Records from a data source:
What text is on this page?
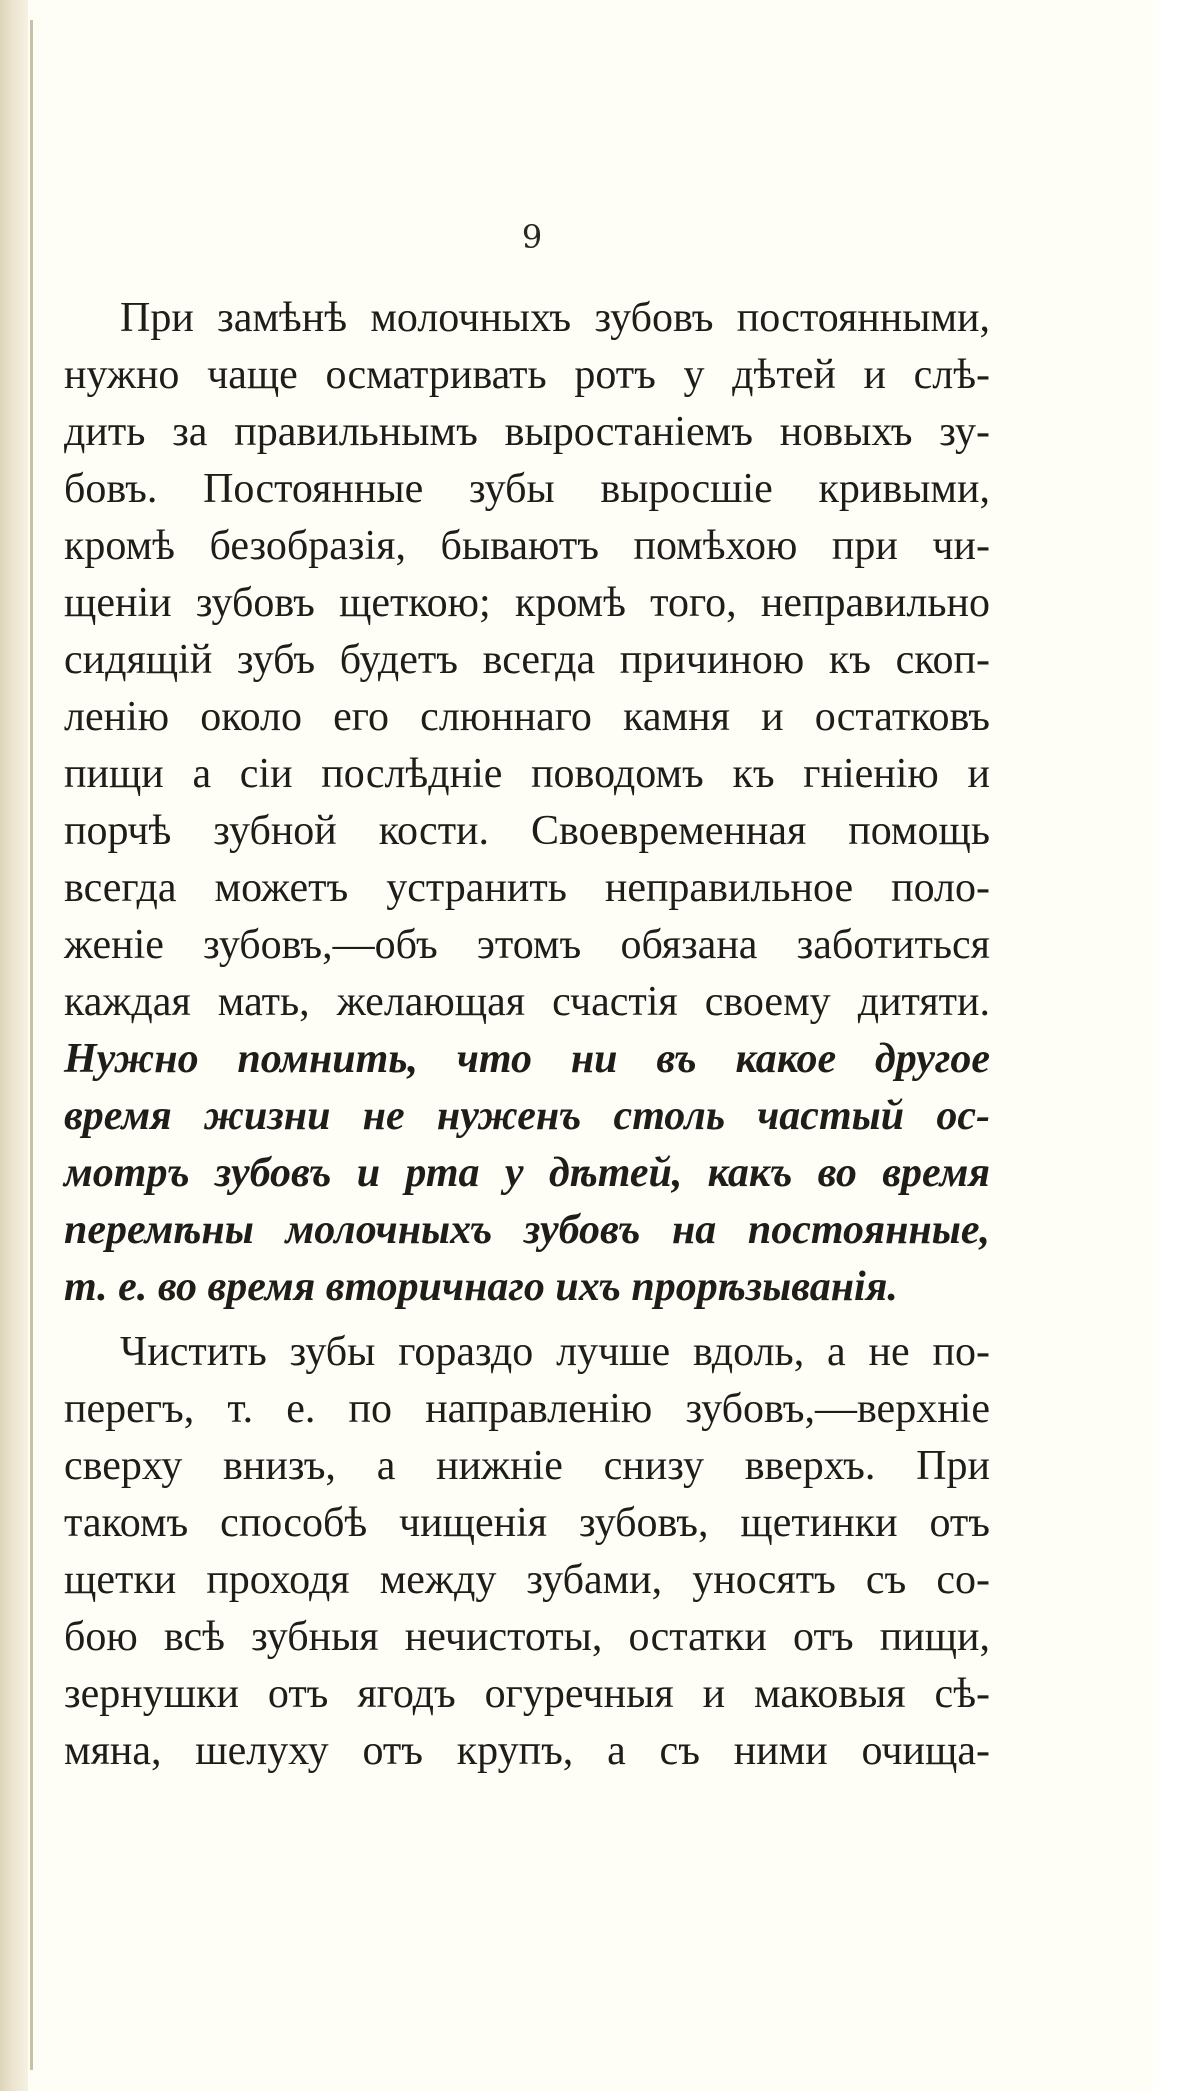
9
При замѣнѣ молочныхъ зубовъ постоянными,
нужно чаще осматривать ротъ у дѣтей и слѣ-
дить за правильнымъ выростаніемъ новыхъ зу-
бовъ. Постоянные зубы выросшіе кривыми,
кромѣ безобразія, бываютъ помѣхою при чи-
щеніи зубовъ щеткою; кромѣ того, неправильно
сидящій зубъ будетъ всегда причиною къ скоп-
ленію около его слюннаго камня и остатковъ
пищи а сіи послѣдніе поводомъ къ гніенію и
порчѣ зубной кости. Своевременная помощь
всегда можетъ устранить неправильное поло-
женіе зубовъ,—объ этомъ обязана заботиться
каждая мать, желающая счастія своему дитяти.
Нужно помнить, что ни въ какое другое
время жизни не нуженъ столь частый ос-
мотръ зубовъ и рта у дѣтей, какъ во время
перемѣны молочныхъ зубовъ на постоянные,
т. е. во время вторичнаго ихъ прорѣзыванія.
Чистить зубы гораздо лучше вдоль, а не по-
перегъ, т. е. по направленію зубовъ,—верхніе
сверху внизъ, а нижніе снизу вверхъ. При
такомъ способѣ чищенія зубовъ, щетинки отъ
щетки проходя между зубами, уносятъ съ со-
бою всѣ зубныя нечистоты, остатки отъ пищи,
зернушки отъ ягодъ огуречныя и маковыя сѣ-
мяна, шелуху отъ крупъ, а съ ними очища-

### Requirement:
Make an exact reproduction of the listing above, without any pictures.

### Response to the task:
What text is on this page?
9
При замѣнѣ молочныхъ зубовъ постоянными,
нужно чаще осматривать ротъ у дѣтей и слѣ-
дить за правильнымъ выростаніемъ новыхъ зу-
бовъ. Постоянные зубы выросшіе кривыми,
кромѣ безобразія, бываютъ помѣхою при чи-
щеніи зубовъ щеткою; кромѣ того, неправильно
сидящій зубъ будетъ всегда причиною къ скоп-
ленію около его слюннаго камня и остатковъ
пищи а сіи послѣдніе поводомъ къ гніенію и
порчѣ зубной кости. Своевременная помощь
всегда можетъ устранить неправильное поло-
женіе зубовъ,—объ этомъ обязана заботиться
каждая мать, желающая счастія своему дитяти.
Нужно помнить, что ни въ какое другое
время жизни не нуженъ столь частый ос-
мотръ зубовъ и рта у дѣтей, какъ во время
перемѣны молочныхъ зубовъ на постоянные,
т. е. во время вторичнаго ихъ прорѣзыванія.
Чистить зубы гораздо лучше вдоль, а не по-
перегъ, т. е. по направленію зубовъ,—верхніе
сверху внизъ, а нижніе снизу вверхъ. При
такомъ способѣ чищенія зубовъ, щетинки отъ
щетки проходя между зубами, уносятъ съ со-
бою всѣ зубныя нечистоты, остатки отъ пищи,
зернушки отъ ягодъ огуречныя и маковыя сѣ-
мяна, шелуху отъ крупъ, а съ ними очища-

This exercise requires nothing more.